**The exercise**
Search the listing for "clickhouse" and copy every line where it appears.

**Records for processing**
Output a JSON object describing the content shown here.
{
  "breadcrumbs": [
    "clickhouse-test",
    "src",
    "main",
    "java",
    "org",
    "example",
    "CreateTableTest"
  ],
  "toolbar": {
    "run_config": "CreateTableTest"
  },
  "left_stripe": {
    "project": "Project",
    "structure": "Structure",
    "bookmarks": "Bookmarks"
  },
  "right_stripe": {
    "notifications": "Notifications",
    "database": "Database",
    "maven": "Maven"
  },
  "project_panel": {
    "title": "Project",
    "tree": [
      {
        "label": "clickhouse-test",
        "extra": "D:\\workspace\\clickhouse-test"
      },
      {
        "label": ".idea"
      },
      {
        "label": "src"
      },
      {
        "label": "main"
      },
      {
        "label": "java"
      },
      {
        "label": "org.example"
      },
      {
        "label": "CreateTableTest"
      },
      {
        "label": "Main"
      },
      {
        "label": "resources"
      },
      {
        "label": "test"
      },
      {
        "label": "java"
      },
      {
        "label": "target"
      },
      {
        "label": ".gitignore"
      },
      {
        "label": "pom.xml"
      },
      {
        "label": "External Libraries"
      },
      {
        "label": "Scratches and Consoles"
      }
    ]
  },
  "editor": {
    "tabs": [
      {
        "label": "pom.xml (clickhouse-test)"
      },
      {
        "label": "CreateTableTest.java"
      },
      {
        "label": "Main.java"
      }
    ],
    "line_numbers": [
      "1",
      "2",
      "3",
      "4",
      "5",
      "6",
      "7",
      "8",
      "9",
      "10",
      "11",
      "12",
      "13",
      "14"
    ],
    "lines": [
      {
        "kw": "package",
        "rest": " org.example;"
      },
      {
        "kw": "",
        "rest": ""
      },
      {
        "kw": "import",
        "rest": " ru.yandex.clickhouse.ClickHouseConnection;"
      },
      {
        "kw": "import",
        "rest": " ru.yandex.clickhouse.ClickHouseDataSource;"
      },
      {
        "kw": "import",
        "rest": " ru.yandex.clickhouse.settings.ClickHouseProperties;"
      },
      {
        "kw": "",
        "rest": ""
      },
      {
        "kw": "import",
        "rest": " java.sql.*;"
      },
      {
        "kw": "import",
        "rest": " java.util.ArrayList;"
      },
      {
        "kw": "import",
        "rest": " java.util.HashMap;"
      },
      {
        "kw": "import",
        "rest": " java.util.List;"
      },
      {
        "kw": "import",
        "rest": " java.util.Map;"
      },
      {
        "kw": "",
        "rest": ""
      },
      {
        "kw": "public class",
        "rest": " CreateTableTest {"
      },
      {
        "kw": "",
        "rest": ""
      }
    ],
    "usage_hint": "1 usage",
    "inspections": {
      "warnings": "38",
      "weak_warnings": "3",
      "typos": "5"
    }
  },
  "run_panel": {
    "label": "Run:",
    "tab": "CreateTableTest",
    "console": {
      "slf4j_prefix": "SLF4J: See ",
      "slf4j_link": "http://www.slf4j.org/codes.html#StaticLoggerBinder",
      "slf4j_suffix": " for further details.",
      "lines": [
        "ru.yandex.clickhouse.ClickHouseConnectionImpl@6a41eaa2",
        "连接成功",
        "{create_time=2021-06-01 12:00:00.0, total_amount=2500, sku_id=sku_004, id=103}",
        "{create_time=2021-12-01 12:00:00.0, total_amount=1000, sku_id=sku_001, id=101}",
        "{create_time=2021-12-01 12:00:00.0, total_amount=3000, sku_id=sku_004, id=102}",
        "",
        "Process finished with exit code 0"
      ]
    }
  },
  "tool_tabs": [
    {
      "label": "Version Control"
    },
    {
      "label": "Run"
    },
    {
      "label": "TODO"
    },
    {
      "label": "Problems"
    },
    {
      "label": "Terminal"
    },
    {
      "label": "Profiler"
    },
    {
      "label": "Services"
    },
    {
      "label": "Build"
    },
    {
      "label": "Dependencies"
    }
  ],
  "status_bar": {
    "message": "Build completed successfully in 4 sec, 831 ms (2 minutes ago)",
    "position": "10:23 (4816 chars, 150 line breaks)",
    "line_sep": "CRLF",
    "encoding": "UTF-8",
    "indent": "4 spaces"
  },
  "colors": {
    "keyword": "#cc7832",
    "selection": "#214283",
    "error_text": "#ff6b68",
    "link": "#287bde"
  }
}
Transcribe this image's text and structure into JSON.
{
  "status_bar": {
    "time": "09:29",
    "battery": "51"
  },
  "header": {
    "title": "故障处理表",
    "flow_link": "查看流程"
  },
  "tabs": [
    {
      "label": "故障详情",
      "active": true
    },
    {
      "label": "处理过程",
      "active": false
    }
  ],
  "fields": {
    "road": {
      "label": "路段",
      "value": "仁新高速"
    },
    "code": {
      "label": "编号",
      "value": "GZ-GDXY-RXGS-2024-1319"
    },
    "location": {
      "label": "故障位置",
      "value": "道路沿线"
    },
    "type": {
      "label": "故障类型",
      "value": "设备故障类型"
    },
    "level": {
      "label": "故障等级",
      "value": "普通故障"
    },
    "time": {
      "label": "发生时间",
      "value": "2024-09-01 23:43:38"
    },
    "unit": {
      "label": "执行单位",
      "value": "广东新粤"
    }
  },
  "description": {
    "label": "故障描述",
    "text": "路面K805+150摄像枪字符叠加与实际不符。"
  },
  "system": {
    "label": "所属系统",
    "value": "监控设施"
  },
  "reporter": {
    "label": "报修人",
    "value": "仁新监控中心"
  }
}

**Exercise solution**
    "clickhouse-test",
        "label": "clickhouse-test",
        "extra": "D:\\workspace\\clickhouse-test"
        "label": "pom.xml (clickhouse-test)"
        "rest": " ru.yandex.clickhouse.ClickHouseConnection;"
        "rest": " ru.yandex.clickhouse.ClickHouseDataSource;"
        "rest": " ru.yandex.clickhouse.settings.ClickHouseProperties;"
        "ru.yandex.clickhouse.ClickHouseConnectionImpl@6a41eaa2",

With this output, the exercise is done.